#### Problem requirements:
Write the records out again exactly, leaving no images in.
:: Dataset excerpts
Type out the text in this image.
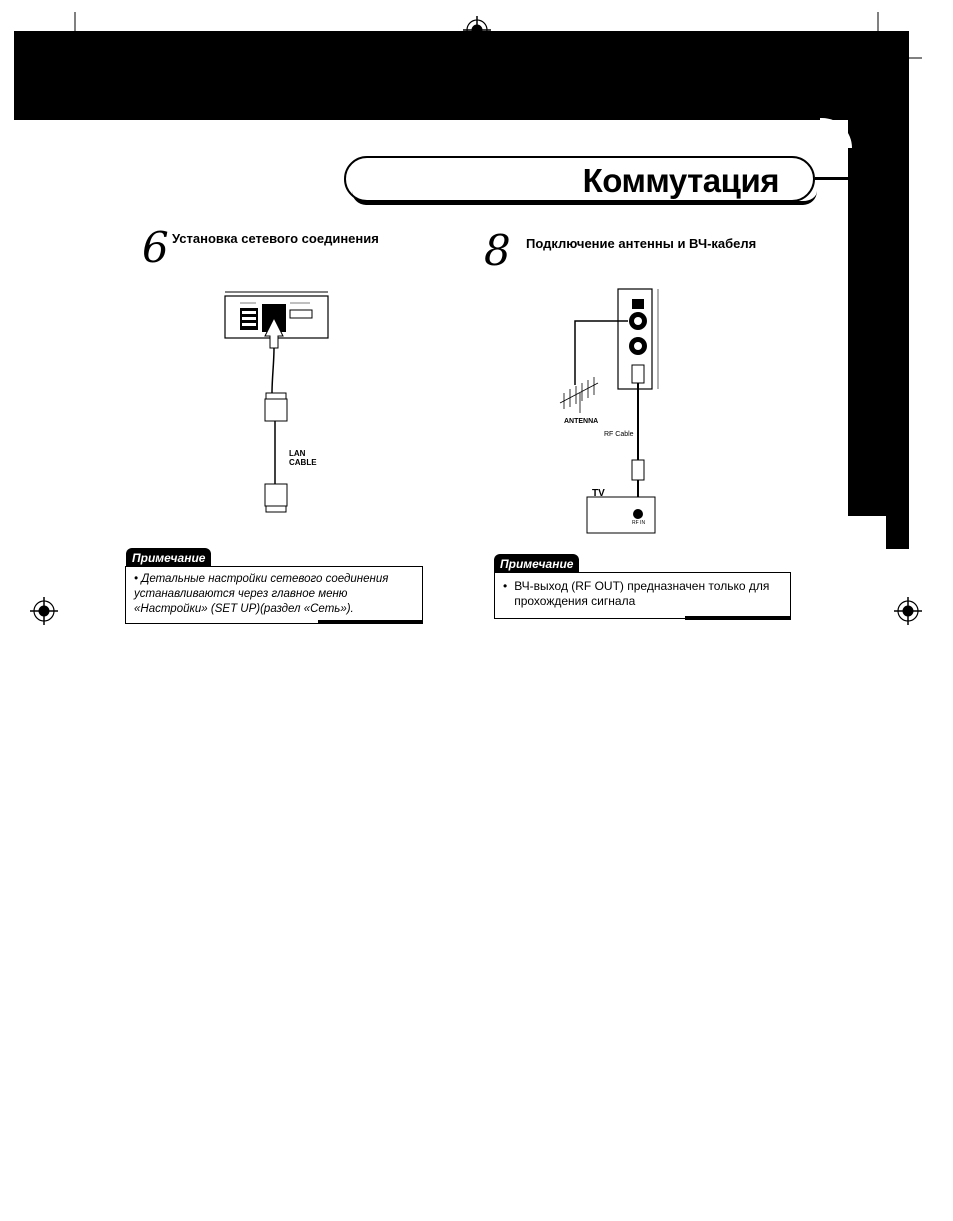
Коммутация
6 Установка сетевого соединения
LAN
CABLE
Примечание
• Детальные настройки сетевого соединения устанавливаются через главное меню «Настройки» (SET UP)(раздел «Сеть»).
8 Подключение антенны и ВЧ-кабеля
ANTENNA
RF Cable
TV
RF IN
Примечание
• ВЧ-выход (RF OUT) предназначен только для прохождения сигнала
::::
#### Full answer:
Type out the text in this image.
Коммутация
6 Установка сетевого соединения
LAN
CABLE
Примечание
• Детальные настройки сетевого соединения устанавливаются через главное меню «Настройки» (SET UP)(раздел «Сеть»).
8 Подключение антенны и ВЧ-кабеля
ANTENNA
RF Cable
TV
RF IN
Примечание
• ВЧ-выход (RF OUT) предназначен только для прохождения сигнала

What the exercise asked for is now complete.